• Task description:
Copy out every line of the records where the string "JSON" occurs.
═════ Material for this exercise ═════
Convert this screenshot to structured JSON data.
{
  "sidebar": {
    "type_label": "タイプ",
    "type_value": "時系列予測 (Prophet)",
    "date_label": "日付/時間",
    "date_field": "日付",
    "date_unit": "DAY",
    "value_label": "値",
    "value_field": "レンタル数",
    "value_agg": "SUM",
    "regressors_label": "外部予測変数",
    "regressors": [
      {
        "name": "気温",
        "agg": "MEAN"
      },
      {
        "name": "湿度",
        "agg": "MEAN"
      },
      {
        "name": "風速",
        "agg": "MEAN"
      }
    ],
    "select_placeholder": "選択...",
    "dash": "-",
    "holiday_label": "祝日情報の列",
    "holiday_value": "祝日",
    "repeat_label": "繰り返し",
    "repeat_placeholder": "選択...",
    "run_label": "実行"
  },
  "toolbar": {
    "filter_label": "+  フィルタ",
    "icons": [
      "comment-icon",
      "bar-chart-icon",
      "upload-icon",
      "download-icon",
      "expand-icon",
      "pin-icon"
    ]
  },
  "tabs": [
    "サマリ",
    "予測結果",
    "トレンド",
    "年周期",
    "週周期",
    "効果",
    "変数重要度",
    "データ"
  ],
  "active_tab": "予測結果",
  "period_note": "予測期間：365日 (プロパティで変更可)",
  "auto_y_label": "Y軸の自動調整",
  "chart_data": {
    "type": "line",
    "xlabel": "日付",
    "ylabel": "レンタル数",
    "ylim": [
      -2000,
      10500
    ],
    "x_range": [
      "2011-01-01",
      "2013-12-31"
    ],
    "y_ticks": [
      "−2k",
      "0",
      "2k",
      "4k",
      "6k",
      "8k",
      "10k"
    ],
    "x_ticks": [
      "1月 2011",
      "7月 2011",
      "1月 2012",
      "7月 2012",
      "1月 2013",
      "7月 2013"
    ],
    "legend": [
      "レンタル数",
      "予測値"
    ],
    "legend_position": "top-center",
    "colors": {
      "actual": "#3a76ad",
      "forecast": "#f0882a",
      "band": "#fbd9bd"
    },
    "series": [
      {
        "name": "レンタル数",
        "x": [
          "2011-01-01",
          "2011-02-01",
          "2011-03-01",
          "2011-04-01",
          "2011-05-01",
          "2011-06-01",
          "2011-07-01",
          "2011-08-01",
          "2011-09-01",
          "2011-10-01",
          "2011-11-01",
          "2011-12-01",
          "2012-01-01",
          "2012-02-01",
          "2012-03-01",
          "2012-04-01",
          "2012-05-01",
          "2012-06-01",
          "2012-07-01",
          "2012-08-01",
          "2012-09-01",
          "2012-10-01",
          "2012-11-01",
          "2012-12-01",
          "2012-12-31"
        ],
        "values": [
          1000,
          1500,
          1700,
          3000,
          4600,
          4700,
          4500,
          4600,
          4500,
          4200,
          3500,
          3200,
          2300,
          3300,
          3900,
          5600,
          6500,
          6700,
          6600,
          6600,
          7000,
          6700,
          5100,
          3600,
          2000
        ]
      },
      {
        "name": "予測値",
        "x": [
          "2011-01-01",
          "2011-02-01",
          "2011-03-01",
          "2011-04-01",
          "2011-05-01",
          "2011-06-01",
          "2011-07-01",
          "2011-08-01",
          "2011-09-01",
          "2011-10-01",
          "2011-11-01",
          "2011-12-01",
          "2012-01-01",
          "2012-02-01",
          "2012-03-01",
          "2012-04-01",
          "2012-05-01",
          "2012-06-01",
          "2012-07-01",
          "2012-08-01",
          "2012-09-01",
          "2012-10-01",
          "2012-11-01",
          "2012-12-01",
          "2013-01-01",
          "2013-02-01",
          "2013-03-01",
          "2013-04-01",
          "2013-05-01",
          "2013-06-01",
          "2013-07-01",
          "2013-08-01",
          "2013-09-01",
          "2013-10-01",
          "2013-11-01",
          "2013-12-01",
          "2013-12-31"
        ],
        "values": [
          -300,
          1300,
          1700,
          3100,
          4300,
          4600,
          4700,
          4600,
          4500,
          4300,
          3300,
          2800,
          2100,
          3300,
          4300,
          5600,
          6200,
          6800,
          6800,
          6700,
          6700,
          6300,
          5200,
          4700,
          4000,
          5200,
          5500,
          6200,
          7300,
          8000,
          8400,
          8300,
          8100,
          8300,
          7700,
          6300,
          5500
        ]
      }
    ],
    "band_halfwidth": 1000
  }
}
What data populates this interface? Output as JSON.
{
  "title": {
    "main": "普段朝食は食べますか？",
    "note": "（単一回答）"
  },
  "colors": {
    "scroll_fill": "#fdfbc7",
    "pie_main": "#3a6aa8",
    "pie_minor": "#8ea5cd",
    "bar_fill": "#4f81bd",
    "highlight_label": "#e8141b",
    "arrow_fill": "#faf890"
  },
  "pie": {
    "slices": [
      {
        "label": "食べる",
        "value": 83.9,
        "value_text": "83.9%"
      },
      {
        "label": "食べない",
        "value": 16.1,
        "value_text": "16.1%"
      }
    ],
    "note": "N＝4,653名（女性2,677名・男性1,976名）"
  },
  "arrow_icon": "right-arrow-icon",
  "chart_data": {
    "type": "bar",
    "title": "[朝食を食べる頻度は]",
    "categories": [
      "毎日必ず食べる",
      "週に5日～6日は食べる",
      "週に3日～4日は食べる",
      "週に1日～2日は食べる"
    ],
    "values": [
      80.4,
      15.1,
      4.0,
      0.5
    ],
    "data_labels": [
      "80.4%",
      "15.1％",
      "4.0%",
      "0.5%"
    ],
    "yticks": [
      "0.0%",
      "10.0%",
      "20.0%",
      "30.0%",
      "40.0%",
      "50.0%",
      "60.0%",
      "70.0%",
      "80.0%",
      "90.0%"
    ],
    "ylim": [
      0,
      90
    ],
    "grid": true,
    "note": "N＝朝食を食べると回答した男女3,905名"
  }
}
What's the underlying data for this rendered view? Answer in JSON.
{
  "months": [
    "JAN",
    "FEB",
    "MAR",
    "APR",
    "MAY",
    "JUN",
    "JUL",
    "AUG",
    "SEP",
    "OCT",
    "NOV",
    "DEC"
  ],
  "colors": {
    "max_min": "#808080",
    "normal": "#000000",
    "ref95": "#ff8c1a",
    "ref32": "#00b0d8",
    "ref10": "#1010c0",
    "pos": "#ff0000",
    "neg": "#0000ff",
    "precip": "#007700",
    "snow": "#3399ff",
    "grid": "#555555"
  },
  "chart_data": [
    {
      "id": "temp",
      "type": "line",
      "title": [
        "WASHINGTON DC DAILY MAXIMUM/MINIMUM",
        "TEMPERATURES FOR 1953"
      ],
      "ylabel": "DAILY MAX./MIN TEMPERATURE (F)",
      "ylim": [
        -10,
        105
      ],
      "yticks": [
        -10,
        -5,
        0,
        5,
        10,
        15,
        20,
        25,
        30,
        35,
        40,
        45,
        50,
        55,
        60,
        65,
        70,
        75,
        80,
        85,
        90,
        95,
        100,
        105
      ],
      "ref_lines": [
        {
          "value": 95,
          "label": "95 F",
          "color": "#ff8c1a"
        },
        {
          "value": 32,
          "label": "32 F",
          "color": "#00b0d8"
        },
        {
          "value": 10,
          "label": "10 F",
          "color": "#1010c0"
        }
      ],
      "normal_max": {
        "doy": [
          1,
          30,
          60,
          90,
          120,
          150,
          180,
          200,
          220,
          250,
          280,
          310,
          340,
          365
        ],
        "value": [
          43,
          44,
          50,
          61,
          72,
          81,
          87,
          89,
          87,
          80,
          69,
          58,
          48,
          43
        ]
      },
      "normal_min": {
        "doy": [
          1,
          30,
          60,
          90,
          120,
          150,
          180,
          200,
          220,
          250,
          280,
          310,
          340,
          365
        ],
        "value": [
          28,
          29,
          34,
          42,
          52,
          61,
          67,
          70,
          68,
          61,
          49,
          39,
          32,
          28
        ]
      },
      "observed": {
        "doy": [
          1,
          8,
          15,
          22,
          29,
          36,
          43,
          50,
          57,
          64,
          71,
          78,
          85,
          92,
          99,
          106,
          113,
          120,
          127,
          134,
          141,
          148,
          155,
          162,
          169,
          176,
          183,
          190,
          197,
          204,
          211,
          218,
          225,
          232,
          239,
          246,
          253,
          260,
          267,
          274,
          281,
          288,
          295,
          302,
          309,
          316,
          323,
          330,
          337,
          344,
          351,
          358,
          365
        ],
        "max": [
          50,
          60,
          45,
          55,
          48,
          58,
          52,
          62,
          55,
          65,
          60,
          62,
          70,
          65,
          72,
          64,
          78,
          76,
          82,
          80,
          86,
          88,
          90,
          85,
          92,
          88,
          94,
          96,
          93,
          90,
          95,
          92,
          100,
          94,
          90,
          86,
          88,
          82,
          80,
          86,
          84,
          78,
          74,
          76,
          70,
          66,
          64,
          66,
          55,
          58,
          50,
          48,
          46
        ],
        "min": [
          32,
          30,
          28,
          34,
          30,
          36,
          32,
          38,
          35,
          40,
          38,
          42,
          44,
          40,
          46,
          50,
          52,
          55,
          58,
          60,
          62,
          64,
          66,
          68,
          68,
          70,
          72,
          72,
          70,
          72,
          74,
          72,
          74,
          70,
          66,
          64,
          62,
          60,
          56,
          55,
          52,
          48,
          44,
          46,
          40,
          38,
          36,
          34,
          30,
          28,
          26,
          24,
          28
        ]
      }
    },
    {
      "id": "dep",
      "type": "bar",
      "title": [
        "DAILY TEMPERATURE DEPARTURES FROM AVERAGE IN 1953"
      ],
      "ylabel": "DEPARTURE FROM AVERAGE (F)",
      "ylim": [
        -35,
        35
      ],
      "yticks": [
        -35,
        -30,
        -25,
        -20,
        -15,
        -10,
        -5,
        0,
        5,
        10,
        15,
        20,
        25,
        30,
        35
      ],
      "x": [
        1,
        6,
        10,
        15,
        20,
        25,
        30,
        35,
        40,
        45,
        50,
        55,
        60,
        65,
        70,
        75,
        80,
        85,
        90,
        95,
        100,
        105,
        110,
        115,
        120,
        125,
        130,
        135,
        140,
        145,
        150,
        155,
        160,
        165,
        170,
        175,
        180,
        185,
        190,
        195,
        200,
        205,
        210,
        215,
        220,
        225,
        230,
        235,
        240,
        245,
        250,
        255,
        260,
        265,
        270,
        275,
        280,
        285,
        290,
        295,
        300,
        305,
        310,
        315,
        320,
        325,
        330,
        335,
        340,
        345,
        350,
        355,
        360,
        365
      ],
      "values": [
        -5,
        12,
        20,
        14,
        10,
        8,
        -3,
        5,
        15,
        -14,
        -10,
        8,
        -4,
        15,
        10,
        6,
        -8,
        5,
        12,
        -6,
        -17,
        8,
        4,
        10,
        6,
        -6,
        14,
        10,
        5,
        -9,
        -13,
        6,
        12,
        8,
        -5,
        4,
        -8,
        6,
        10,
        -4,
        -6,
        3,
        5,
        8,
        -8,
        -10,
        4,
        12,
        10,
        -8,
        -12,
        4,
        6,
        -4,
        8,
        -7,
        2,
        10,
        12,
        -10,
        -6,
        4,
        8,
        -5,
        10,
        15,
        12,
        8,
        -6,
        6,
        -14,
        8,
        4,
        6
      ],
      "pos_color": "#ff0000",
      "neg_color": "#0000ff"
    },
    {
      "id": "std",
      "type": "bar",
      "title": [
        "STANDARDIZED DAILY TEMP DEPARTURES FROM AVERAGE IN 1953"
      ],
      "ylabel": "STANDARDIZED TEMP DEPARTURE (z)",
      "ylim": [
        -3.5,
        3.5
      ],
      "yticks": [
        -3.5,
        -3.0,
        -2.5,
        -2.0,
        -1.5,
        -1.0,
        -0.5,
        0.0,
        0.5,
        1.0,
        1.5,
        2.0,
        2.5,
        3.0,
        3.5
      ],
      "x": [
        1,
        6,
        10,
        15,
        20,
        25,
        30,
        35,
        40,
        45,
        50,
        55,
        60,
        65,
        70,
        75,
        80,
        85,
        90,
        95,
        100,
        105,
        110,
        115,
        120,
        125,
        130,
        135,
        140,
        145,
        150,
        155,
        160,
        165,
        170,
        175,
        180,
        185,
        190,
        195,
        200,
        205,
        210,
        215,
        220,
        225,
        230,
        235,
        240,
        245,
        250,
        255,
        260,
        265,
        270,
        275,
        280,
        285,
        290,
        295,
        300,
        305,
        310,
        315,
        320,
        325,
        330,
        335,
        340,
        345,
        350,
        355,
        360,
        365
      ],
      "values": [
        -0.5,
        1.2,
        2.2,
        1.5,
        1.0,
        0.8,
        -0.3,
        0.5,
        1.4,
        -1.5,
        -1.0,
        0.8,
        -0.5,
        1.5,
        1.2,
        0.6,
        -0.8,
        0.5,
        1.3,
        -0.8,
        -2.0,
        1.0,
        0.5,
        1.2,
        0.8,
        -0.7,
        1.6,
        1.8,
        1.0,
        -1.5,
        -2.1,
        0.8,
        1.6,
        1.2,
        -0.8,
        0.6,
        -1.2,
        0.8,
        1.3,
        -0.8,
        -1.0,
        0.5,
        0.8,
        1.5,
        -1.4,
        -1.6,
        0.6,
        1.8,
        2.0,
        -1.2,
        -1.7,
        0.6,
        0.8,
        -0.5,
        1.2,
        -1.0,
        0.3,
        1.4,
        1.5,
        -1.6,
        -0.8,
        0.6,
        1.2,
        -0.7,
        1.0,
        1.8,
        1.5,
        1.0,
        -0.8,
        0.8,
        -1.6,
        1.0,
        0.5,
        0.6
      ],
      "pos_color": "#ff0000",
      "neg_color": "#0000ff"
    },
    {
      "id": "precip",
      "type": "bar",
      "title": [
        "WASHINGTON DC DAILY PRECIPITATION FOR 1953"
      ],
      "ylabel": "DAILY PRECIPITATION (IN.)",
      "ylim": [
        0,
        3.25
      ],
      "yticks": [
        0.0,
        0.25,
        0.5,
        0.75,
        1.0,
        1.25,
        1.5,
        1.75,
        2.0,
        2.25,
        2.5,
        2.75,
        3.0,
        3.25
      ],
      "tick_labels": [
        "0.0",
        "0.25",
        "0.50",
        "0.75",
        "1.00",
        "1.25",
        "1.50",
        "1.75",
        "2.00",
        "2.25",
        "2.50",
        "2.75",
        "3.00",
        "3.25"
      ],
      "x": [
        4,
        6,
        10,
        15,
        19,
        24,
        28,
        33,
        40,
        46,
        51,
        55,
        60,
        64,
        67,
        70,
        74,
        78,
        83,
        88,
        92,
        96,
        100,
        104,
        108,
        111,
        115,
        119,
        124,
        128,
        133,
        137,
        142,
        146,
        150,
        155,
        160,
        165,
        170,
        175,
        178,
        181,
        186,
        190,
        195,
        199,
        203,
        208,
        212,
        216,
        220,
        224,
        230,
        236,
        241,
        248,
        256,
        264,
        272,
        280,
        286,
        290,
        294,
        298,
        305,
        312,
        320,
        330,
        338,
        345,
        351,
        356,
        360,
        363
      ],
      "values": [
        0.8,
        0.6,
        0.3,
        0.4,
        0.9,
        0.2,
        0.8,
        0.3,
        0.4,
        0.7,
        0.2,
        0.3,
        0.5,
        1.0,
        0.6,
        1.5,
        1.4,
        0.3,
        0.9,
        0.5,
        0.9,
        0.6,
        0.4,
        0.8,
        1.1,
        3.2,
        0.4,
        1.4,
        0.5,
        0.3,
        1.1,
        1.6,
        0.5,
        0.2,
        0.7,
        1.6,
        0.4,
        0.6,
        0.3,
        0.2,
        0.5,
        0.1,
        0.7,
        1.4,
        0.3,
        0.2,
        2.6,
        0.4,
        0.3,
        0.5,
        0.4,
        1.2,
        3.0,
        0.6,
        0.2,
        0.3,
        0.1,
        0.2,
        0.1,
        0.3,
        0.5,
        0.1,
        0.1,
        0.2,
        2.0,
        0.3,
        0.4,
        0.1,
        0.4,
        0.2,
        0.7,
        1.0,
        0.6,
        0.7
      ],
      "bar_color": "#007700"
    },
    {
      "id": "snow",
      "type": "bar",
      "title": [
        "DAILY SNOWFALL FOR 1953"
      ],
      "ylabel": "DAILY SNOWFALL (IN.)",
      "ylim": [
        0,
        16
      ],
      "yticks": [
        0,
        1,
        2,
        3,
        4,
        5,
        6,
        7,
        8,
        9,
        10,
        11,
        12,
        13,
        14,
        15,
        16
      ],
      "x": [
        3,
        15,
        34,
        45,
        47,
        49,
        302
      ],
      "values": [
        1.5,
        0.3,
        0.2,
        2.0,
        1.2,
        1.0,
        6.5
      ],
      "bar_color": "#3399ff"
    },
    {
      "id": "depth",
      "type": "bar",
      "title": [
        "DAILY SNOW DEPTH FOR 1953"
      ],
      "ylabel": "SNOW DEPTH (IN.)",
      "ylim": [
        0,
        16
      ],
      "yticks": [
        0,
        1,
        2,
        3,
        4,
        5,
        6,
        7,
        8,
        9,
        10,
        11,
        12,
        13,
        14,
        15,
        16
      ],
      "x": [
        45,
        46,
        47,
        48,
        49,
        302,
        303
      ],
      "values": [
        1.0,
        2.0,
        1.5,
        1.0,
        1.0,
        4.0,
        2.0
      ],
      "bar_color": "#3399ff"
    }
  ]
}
═════
• Complete output:
Convert this screenshot to structured JSON data.
What data populates this interface? Output as JSON.
What's the underlying data for this rendered view? Answer in JSON.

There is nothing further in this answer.